• Request: Your task is to output all the records below, word for word.

• Provided data:

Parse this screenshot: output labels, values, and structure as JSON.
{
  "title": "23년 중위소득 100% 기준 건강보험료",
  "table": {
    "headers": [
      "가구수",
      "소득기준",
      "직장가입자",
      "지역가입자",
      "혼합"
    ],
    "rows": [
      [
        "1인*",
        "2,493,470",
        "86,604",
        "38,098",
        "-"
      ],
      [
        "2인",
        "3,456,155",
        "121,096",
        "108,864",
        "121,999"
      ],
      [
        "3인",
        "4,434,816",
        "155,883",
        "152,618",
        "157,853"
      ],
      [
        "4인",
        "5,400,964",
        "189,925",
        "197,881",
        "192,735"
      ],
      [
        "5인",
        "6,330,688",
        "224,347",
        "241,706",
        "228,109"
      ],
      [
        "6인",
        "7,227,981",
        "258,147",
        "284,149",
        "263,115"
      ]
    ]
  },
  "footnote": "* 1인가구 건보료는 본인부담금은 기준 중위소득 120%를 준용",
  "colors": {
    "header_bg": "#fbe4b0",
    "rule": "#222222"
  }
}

• Correct answer:
Parse this screenshot: output labels, values, and structure as JSON.
{
  "title": "23년 중위소득 100% 기준 건강보험료",
  "table": {
    "headers": [
      "가구수",
      "소득기준",
      "직장가입자",
      "지역가입자",
      "혼합"
    ],
    "rows": [
      [
        "1인*",
        "2,493,470",
        "86,604",
        "38,098",
        "-"
      ],
      [
        "2인",
        "3,456,155",
        "121,096",
        "108,864",
        "121,999"
      ],
      [
        "3인",
        "4,434,816",
        "155,883",
        "152,618",
        "157,853"
      ],
      [
        "4인",
        "5,400,964",
        "189,925",
        "197,881",
        "192,735"
      ],
      [
        "5인",
        "6,330,688",
        "224,347",
        "241,706",
        "228,109"
      ],
      [
        "6인",
        "7,227,981",
        "258,147",
        "284,149",
        "263,115"
      ]
    ]
  },
  "footnote": "* 1인가구 건보료는 본인부담금은 기준 중위소득 120%를 준용",
  "colors": {
    "header_bg": "#fbe4b0",
    "rule": "#222222"
  }
}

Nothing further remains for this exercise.